= Available records =
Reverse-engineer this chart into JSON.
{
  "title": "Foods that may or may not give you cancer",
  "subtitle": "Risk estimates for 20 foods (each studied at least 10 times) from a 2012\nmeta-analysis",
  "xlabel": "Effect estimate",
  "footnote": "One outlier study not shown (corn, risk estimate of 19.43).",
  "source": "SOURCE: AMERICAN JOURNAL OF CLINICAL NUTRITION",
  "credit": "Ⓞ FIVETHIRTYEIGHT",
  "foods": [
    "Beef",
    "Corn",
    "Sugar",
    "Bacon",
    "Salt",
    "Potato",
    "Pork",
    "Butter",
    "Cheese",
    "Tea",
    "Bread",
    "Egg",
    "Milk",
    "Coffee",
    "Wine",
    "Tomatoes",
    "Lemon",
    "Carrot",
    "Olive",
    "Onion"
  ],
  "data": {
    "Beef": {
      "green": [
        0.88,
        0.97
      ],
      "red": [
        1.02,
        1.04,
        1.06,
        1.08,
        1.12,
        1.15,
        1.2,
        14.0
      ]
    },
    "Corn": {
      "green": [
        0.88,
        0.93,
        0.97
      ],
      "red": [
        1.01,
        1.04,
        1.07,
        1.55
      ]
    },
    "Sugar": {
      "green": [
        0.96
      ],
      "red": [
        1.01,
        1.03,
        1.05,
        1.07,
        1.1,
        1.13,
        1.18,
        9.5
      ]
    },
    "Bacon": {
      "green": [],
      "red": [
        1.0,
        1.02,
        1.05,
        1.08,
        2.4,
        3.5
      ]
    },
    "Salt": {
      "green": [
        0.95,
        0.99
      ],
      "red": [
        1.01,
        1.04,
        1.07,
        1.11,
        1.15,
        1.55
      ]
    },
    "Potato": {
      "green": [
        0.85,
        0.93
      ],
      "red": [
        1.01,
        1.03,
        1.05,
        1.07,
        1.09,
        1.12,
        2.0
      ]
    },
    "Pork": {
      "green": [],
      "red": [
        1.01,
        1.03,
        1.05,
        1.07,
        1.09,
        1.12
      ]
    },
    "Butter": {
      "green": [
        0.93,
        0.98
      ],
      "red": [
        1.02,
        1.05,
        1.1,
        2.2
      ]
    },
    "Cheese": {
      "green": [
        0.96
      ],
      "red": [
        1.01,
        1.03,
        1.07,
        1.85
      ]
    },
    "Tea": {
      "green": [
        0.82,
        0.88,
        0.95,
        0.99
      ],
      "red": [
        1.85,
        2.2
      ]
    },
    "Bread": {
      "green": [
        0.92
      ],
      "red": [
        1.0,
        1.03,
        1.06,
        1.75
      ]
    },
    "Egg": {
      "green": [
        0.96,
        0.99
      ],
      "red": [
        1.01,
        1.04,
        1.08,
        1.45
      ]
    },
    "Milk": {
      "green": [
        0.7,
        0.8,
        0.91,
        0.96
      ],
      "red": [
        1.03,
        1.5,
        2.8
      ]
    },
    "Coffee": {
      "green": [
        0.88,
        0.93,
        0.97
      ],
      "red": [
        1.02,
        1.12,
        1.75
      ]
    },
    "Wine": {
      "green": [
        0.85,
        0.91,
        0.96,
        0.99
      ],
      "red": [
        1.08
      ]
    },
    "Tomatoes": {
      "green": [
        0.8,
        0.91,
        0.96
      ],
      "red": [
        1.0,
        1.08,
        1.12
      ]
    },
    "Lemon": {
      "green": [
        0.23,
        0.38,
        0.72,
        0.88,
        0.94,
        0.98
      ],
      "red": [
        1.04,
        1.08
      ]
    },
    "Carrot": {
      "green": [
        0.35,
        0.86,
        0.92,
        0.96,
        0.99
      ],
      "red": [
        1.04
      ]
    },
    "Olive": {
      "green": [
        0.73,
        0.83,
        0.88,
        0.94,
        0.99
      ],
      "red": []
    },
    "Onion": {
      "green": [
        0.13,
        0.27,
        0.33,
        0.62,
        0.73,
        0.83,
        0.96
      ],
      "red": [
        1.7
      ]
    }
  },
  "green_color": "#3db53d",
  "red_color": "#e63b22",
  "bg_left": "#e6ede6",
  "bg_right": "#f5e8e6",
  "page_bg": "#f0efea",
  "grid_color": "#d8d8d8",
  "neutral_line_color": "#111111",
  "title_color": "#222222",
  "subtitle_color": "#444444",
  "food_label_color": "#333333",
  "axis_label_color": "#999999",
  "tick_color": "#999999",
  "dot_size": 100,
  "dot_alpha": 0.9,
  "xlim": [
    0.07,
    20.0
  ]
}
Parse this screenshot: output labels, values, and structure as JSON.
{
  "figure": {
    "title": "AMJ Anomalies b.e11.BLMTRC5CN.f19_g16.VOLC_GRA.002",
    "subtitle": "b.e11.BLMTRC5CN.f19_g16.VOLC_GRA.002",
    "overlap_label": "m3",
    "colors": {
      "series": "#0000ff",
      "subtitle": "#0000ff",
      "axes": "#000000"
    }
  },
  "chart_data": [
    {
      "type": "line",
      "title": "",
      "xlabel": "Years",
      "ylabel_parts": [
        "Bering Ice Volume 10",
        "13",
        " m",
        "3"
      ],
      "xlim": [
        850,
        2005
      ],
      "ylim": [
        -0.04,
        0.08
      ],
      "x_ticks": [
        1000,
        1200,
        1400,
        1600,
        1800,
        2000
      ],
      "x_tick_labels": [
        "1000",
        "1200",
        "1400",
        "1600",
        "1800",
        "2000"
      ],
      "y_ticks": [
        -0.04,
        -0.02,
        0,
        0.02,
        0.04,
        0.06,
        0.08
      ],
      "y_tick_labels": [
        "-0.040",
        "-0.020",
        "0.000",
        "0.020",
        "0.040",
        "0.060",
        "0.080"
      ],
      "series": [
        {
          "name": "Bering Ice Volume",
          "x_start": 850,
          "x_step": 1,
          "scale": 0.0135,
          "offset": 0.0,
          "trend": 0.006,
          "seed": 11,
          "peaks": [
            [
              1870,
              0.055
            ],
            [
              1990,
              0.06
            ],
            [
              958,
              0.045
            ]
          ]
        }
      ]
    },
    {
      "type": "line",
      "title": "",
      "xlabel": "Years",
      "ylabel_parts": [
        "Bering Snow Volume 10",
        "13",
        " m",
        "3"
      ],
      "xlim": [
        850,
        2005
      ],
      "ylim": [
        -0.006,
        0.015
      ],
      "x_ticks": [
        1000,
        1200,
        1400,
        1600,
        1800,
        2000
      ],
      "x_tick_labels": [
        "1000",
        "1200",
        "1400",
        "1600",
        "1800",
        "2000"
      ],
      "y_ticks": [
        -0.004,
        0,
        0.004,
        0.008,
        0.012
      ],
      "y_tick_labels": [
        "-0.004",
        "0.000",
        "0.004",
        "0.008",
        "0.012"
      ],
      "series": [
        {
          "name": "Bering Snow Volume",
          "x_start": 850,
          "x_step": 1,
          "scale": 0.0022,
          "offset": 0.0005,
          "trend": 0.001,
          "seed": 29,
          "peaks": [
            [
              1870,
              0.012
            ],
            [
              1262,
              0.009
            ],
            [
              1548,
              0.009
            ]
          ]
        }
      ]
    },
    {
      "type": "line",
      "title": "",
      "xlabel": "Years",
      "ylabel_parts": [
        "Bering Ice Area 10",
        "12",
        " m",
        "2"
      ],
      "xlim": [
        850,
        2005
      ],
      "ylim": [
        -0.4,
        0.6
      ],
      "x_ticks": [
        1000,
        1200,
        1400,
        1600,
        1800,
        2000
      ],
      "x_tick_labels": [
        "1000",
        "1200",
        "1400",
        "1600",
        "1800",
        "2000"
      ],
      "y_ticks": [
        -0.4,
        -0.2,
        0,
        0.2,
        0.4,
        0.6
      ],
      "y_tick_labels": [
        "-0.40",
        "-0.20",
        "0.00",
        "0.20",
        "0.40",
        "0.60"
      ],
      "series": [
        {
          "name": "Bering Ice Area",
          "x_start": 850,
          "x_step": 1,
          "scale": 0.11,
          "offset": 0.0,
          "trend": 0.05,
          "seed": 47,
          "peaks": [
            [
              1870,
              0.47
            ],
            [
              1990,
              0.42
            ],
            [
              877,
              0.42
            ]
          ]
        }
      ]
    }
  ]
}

= Goal of the exercise =
Pick out each line containing "Snow" and report it.

= Solution to this task =
        "Bering Snow Volume 10",
          "name": "Bering Snow Volume",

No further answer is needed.